> [REQUIRED TASK]
Gather all lines with "this" from the records.

[Data tied to figure images]

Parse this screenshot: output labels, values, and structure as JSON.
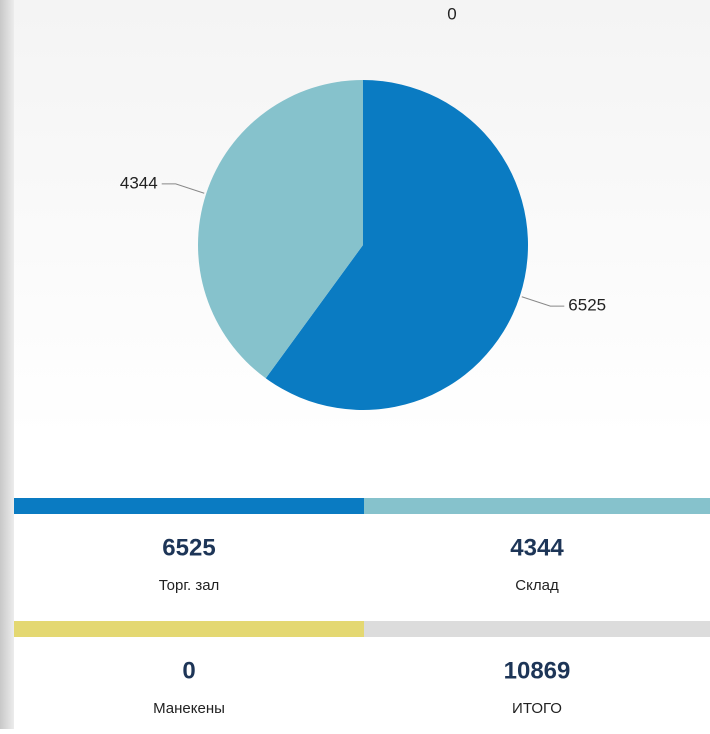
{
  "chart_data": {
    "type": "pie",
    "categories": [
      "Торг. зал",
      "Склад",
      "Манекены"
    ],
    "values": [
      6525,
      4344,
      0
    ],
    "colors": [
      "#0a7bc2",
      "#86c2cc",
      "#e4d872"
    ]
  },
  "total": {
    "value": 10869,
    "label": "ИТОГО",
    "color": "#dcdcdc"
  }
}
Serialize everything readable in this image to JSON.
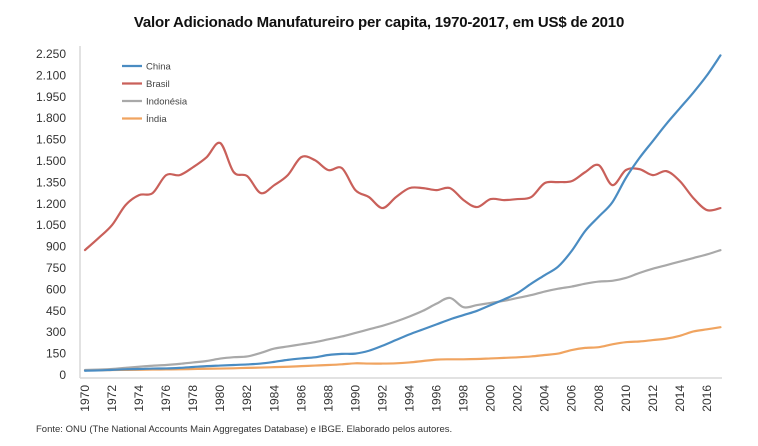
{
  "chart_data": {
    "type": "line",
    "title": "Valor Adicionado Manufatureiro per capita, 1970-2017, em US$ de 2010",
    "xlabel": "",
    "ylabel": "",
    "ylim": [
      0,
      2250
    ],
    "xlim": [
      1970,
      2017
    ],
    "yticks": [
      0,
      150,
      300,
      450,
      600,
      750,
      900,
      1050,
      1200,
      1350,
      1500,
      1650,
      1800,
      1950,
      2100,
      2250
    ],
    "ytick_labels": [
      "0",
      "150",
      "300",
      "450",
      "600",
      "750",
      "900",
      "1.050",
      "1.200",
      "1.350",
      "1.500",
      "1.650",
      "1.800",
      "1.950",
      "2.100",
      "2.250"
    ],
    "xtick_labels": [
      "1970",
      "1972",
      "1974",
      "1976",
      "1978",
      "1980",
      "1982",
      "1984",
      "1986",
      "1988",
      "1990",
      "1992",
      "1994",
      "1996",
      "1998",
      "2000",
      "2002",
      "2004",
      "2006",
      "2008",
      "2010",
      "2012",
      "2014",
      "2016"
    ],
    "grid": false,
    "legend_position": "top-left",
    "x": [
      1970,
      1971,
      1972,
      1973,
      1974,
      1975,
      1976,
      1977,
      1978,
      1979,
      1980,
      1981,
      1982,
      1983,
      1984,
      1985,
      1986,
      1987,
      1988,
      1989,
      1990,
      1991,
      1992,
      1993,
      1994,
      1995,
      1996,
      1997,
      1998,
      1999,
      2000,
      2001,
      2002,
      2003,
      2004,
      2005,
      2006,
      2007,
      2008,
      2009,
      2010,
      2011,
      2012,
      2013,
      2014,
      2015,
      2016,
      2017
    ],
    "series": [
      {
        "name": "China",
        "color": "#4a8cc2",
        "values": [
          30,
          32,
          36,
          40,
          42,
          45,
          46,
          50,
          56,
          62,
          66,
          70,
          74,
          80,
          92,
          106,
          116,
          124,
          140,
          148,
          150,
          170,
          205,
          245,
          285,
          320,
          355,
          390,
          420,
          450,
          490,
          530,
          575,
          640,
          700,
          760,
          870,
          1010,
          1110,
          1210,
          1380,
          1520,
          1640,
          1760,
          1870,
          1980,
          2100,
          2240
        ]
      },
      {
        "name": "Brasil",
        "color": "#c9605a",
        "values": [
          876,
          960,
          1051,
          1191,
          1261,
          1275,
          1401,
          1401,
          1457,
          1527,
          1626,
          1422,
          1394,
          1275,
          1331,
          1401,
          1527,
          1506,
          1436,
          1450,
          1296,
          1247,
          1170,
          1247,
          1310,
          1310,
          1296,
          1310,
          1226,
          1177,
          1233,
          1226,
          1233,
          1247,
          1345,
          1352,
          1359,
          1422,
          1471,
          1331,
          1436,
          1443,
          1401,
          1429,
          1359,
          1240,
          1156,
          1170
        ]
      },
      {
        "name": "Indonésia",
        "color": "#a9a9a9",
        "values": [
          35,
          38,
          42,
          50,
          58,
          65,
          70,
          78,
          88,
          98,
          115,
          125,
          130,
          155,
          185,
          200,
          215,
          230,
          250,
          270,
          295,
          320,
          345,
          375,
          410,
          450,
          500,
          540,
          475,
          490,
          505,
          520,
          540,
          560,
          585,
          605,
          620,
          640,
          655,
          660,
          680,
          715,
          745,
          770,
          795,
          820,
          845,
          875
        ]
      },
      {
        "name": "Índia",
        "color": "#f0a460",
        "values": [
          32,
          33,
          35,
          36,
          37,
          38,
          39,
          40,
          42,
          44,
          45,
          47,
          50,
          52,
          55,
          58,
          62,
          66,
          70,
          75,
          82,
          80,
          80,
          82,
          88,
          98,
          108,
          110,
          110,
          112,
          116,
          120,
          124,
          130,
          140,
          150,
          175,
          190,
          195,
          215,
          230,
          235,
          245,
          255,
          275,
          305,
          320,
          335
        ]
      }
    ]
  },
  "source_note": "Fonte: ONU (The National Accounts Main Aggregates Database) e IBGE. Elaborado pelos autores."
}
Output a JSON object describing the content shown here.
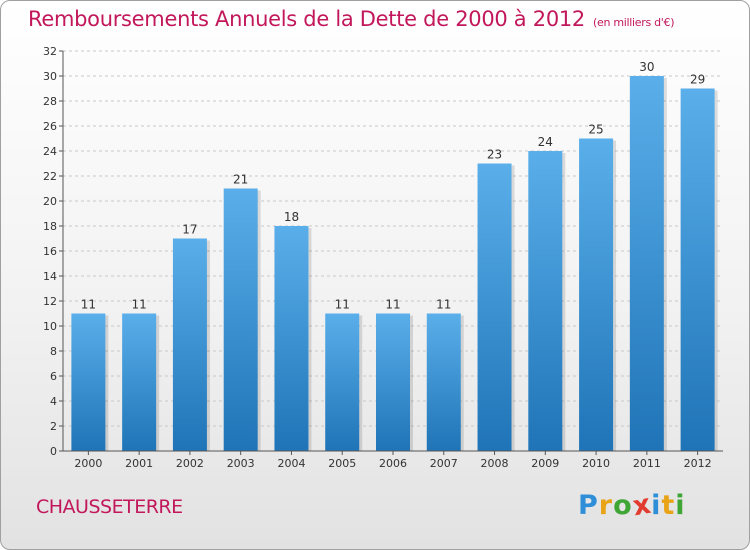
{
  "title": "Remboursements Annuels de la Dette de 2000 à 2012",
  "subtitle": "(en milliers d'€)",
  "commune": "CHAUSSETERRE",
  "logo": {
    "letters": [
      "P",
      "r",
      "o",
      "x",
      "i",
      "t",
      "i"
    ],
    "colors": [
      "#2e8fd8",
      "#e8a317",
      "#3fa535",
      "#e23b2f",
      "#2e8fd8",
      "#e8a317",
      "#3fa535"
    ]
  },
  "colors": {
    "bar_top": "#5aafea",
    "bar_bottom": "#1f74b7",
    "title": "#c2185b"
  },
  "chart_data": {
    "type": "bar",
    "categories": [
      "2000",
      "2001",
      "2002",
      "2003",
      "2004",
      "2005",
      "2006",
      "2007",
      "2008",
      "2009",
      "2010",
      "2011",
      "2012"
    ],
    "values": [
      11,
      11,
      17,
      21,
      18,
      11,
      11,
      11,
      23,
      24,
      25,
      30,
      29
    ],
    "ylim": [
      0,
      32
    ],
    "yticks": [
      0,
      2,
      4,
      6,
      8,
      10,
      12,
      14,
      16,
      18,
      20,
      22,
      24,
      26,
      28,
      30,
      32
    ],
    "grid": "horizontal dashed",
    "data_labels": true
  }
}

> [TASK OUTPUT]
Parse this screenshot: output labels, values, and structure as JSON.
Serialize everything readable in this image to JSON.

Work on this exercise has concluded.